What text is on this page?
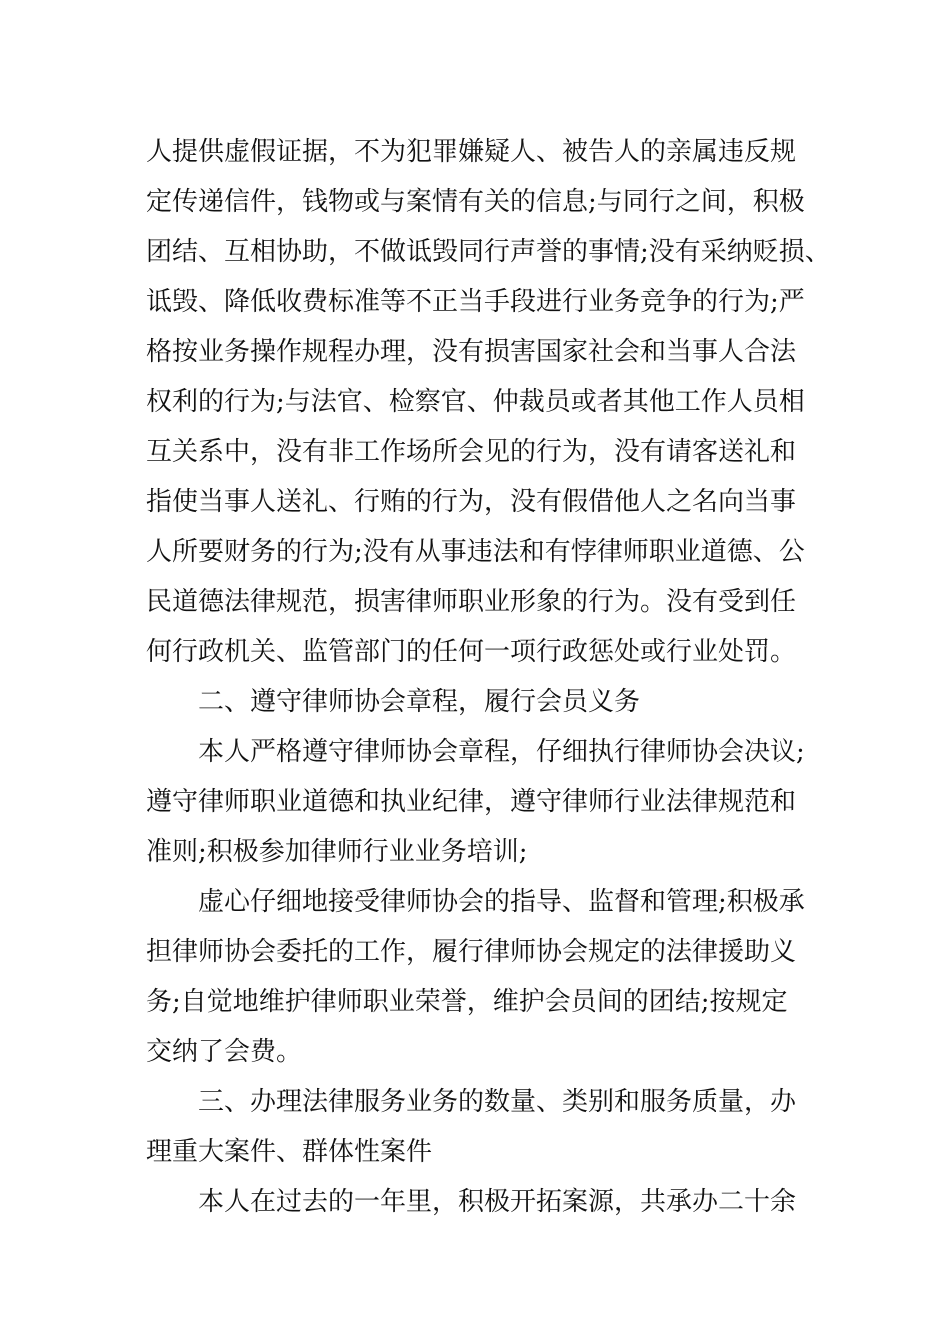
人提供虚假证据，不为犯罪嫌疑人、被告人的亲属违反规
定传递信件，钱物或与案情有关的信息;与同行之间，积极
团结、互相协助，不做诋毁同行声誉的事情;没有采纳贬损、
诋毁、降低收费标准等不正当手段进行业务竞争的行为;严
格按业务操作规程办理，没有损害国家社会和当事人合法
权利的行为;与法官、检察官、仲裁员或者其他工作人员相
互关系中，没有非工作场所会见的行为，没有请客送礼和
指使当事人送礼、行贿的行为，没有假借他人之名向当事
人所要财务的行为;没有从事违法和有悖律师职业道德、公
民道德法律规范，损害律师职业形象的行为。没有受到任
何行政机关、监管部门的任何一项行政惩处或行业处罚。
二、遵守律师协会章程，履行会员义务
本人严格遵守律师协会章程，仔细执行律师协会决议;
遵守律师职业道德和执业纪律，遵守律师行业法律规范和
准则;积极参加律师行业业务培训;
虚心仔细地接受律师协会的指导、监督和管理;积极承
担律师协会委托的工作，履行律师协会规定的法律援助义
务;自觉地维护律师职业荣誉，维护会员间的团结;按规定
交纳了会费。
三、办理法律服务业务的数量、类别和服务质量，办
理重大案件、群体性案件
本人在过去的一年里，积极开拓案源，共承办二十余
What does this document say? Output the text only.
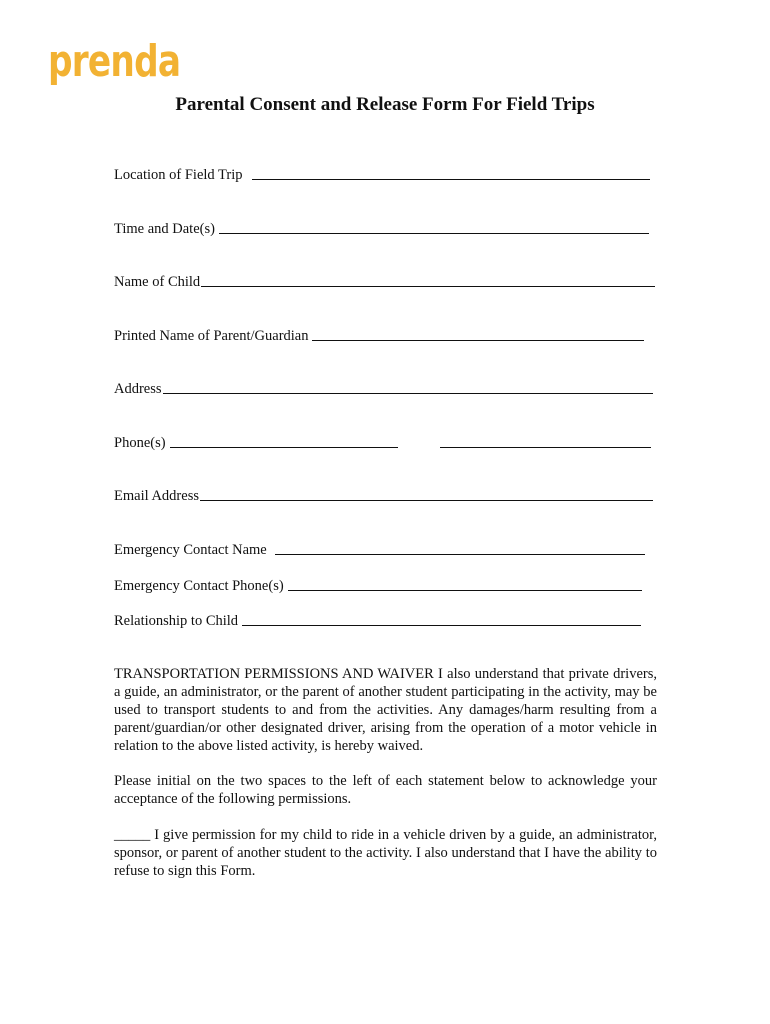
prenda
Parental Consent and Release Form For Field Trips
Location of Field Trip
Time and Date(s)
Name of Child
Printed Name of Parent/Guardian
Address
Phone(s)
Email Address
Emergency Contact Name
Emergency Contact Phone(s)
Relationship to Child
TRANSPORTATION PERMISSIONS AND WAIVER I also understand that private drivers, a guide, an administrator, or the parent of another student participating in the activity, may be used to transport students to and from the activities. Any damages/harm resulting from a parent/guardian/or other designated driver, arising from the operation of a motor vehicle in relation to the above listed activity, is hereby waived.
Please initial on the two spaces to the left of each statement below to acknowledge your acceptance of the following permissions.
_____ I give permission for my child to ride in a vehicle driven by a guide, an administrator, sponsor, or parent of another student to the activity. I also understand that I have the ability to refuse to sign this Form.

**PROBLEM STATEMENT:** Give the entries again without a single change, but with no pictures.

**RESULT BELOW:**
What text is on this page?
人提供虚假证据，不为犯罪嫌疑人、被告人的亲属违反规
定传递信件，钱物或与案情有关的信息;与同行之间，积极
团结、互相协助，不做诋毁同行声誉的事情;没有采纳贬损、
诋毁、降低收费标准等不正当手段进行业务竞争的行为;严
格按业务操作规程办理，没有损害国家社会和当事人合法
权利的行为;与法官、检察官、仲裁员或者其他工作人员相
互关系中，没有非工作场所会见的行为，没有请客送礼和
指使当事人送礼、行贿的行为，没有假借他人之名向当事
人所要财务的行为;没有从事违法和有悖律师职业道德、公
民道德法律规范，损害律师职业形象的行为。没有受到任
何行政机关、监管部门的任何一项行政惩处或行业处罚。
二、遵守律师协会章程，履行会员义务
本人严格遵守律师协会章程，仔细执行律师协会决议;
遵守律师职业道德和执业纪律，遵守律师行业法律规范和
准则;积极参加律师行业业务培训;
虚心仔细地接受律师协会的指导、监督和管理;积极承
担律师协会委托的工作，履行律师协会规定的法律援助义
务;自觉地维护律师职业荣誉，维护会员间的团结;按规定
交纳了会费。
三、办理法律服务业务的数量、类别和服务质量，办
理重大案件、群体性案件
本人在过去的一年里，积极开拓案源，共承办二十余
What does this document say? Output the text only.
prenda
Parental Consent and Release Form For Field Trips
Location of Field Trip
Time and Date(s)
Name of Child
Printed Name of Parent/Guardian
Address
Phone(s)
Email Address
Emergency Contact Name
Emergency Contact Phone(s)
Relationship to Child
TRANSPORTATION PERMISSIONS AND WAIVER I also understand that private drivers, a guide, an administrator, or the parent of another student participating in the activity, may be used to transport students to and from the activities. Any damages/harm resulting from a parent/guardian/or other designated driver, arising from the operation of a motor vehicle in relation to the above listed activity, is hereby waived.
Please initial on the two spaces to the left of each statement below to acknowledge your acceptance of the following permissions.
_____ I give permission for my child to ride in a vehicle driven by a guide, an administrator, sponsor, or parent of another student to the activity. I also understand that I have the ability to refuse to sign this Form.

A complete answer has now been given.